__RECORDS FOR PROCESSING__.
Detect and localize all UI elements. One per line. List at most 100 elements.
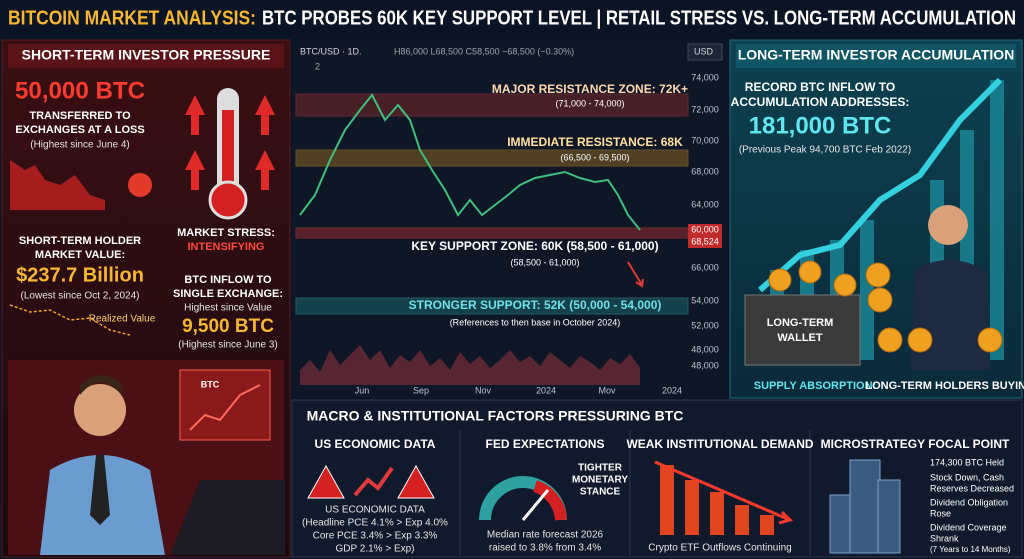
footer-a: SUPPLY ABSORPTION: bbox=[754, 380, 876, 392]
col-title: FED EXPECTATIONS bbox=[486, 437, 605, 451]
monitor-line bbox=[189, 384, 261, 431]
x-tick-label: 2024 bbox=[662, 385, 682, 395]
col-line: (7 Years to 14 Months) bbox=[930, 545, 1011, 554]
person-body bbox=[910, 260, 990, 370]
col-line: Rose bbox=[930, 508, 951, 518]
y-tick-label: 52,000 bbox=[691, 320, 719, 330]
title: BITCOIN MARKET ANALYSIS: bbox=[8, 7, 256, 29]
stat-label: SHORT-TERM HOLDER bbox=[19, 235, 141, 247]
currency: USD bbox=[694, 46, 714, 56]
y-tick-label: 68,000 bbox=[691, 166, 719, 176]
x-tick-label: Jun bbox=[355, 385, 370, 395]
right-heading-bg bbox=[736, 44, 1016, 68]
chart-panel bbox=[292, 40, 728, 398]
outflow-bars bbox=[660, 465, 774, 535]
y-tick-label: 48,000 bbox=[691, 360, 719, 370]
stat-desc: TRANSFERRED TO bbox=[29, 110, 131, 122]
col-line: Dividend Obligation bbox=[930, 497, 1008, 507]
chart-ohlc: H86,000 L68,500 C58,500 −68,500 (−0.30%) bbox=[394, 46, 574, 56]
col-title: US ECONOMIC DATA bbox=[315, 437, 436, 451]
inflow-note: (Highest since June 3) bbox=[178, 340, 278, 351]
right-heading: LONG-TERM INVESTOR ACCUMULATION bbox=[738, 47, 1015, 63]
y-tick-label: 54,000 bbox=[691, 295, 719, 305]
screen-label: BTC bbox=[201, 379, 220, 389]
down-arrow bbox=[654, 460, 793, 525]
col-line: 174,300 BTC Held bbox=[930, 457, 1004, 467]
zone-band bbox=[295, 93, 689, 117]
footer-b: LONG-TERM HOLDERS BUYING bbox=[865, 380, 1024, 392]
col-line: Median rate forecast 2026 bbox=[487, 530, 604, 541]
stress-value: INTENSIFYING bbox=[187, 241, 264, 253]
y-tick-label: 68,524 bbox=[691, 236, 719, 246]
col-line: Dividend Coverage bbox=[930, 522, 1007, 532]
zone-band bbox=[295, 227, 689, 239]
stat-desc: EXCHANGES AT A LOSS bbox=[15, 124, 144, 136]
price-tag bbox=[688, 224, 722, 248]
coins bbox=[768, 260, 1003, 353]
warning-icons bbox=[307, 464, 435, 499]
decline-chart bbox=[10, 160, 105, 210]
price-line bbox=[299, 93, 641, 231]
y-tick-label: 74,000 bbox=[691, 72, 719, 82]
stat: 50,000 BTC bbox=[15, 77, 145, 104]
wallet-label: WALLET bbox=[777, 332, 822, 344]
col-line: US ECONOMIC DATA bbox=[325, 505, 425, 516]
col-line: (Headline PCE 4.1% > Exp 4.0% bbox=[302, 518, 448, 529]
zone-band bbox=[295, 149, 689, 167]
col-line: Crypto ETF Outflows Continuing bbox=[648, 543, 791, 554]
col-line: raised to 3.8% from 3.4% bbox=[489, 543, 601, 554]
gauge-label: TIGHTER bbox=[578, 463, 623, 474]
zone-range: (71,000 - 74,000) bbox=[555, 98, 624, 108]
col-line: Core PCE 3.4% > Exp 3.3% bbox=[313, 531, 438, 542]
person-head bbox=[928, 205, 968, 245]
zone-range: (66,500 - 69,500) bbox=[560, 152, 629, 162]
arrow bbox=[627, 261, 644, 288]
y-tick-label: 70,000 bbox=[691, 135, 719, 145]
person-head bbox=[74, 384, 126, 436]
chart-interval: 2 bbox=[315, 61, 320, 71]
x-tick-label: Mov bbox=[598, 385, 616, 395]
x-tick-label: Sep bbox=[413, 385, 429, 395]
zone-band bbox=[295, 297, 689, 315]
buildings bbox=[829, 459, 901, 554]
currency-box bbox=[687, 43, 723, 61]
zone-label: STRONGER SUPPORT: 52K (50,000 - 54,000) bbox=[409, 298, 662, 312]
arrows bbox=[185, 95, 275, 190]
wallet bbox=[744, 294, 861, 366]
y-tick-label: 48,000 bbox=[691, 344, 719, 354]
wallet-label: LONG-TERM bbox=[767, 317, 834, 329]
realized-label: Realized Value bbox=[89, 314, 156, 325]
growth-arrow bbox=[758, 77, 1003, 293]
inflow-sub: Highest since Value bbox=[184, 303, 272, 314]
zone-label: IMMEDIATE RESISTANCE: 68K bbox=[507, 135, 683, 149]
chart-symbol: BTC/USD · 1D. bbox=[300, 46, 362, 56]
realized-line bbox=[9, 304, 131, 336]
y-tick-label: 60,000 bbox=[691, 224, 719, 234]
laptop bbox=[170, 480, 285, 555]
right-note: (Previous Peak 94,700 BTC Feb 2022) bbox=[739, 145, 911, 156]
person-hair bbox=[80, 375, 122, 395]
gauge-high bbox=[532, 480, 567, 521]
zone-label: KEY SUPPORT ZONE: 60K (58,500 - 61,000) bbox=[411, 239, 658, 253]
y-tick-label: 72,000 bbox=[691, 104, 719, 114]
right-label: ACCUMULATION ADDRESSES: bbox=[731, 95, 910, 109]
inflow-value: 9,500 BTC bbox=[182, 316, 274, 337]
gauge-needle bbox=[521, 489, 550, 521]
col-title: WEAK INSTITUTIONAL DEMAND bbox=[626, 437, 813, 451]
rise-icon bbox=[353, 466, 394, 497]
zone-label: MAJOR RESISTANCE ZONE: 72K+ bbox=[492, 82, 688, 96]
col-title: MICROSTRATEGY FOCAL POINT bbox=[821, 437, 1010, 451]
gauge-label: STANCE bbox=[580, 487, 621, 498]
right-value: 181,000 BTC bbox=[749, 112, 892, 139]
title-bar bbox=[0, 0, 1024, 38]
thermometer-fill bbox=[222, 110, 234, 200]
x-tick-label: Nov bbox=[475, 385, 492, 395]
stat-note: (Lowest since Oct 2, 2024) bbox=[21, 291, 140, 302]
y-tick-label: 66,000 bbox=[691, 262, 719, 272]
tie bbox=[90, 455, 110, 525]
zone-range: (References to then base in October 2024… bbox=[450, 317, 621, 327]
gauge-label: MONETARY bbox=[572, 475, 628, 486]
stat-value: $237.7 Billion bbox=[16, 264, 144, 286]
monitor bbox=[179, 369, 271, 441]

--

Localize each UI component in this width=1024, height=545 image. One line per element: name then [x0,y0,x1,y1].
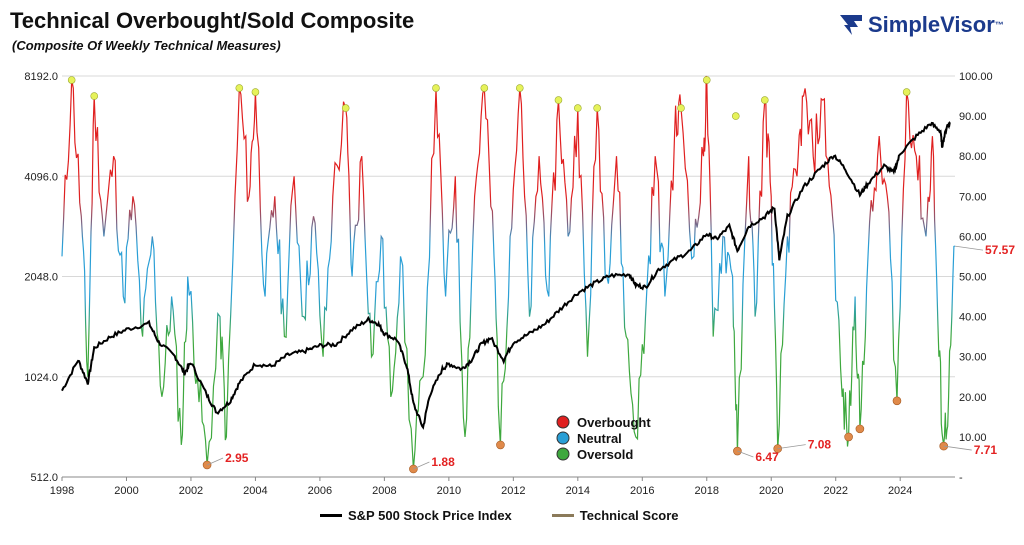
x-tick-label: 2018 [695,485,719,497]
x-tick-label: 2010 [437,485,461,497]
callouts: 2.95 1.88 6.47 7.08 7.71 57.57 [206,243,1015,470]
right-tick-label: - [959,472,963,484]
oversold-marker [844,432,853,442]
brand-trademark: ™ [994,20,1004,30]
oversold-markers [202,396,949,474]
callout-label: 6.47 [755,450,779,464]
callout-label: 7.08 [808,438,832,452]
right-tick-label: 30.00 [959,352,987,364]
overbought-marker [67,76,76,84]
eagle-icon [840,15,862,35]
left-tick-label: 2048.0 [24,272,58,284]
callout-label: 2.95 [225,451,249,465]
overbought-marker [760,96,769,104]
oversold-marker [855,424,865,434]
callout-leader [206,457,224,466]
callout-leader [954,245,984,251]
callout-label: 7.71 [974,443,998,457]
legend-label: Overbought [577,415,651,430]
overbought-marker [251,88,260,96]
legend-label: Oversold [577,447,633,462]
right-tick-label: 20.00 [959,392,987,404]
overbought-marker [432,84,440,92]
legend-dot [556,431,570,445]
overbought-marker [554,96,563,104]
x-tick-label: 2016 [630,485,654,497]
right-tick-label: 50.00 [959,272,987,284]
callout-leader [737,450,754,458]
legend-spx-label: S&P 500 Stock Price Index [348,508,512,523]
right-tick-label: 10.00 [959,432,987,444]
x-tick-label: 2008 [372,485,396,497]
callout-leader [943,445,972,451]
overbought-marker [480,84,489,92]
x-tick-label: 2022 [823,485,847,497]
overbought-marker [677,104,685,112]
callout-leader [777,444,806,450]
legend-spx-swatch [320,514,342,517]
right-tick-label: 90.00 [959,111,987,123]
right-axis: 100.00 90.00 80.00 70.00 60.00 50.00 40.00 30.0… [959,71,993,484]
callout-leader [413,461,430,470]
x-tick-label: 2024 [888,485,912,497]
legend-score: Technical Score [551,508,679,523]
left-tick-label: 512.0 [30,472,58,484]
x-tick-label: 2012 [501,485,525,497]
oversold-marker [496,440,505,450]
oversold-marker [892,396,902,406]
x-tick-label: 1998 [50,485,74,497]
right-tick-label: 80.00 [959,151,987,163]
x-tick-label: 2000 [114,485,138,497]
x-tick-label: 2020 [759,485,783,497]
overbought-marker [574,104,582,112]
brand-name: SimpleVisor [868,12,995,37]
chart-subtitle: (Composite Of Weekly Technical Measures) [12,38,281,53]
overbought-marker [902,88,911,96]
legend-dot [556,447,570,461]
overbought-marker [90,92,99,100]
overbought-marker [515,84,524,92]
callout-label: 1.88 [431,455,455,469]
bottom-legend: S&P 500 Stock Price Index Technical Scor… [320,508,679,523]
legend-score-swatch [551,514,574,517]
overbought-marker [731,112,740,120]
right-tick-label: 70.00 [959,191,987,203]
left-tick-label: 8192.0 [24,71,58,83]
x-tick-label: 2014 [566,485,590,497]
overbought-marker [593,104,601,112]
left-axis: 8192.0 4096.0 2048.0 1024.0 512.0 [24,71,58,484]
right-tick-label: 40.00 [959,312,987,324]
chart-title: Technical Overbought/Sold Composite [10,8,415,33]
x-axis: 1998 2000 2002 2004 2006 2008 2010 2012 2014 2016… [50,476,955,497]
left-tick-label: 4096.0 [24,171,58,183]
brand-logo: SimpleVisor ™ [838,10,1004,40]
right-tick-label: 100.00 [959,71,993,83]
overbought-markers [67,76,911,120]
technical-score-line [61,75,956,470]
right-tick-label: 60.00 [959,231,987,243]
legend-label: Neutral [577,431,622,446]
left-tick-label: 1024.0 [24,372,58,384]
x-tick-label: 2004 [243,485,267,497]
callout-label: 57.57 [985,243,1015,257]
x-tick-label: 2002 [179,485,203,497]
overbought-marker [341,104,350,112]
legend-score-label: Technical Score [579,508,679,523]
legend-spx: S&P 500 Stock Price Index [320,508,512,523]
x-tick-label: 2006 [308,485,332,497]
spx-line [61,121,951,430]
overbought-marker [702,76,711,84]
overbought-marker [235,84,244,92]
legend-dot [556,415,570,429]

__TO DO__. Copy the lines word for word, starting at the line that contains "footer-a: SUPPLY ABSORPTION: bbox=[754, 380, 876, 392]" and ending at the line that contains "chart-panel bbox=[292, 40, 728, 398]", with both of those lines included.

__WRITTEN SOLUTION__.
footer-a: SUPPLY ABSORPTION: bbox=[754, 380, 876, 392]
col-title: FED EXPECTATIONS bbox=[486, 437, 605, 451]
monitor-line bbox=[189, 384, 261, 431]
x-tick-label: 2024 bbox=[662, 385, 682, 395]
col-line: (7 Years to 14 Months) bbox=[930, 545, 1011, 554]
person-body bbox=[910, 260, 990, 370]
col-line: Rose bbox=[930, 508, 951, 518]
y-tick-label: 52,000 bbox=[691, 320, 719, 330]
title: BITCOIN MARKET ANALYSIS: bbox=[8, 7, 256, 29]
stat-label: SHORT-TERM HOLDER bbox=[19, 235, 141, 247]
currency: USD bbox=[694, 46, 714, 56]
y-tick-label: 68,000 bbox=[691, 166, 719, 176]
x-tick-label: Jun bbox=[355, 385, 370, 395]
right-heading-bg bbox=[736, 44, 1016, 68]
chart-panel bbox=[292, 40, 728, 398]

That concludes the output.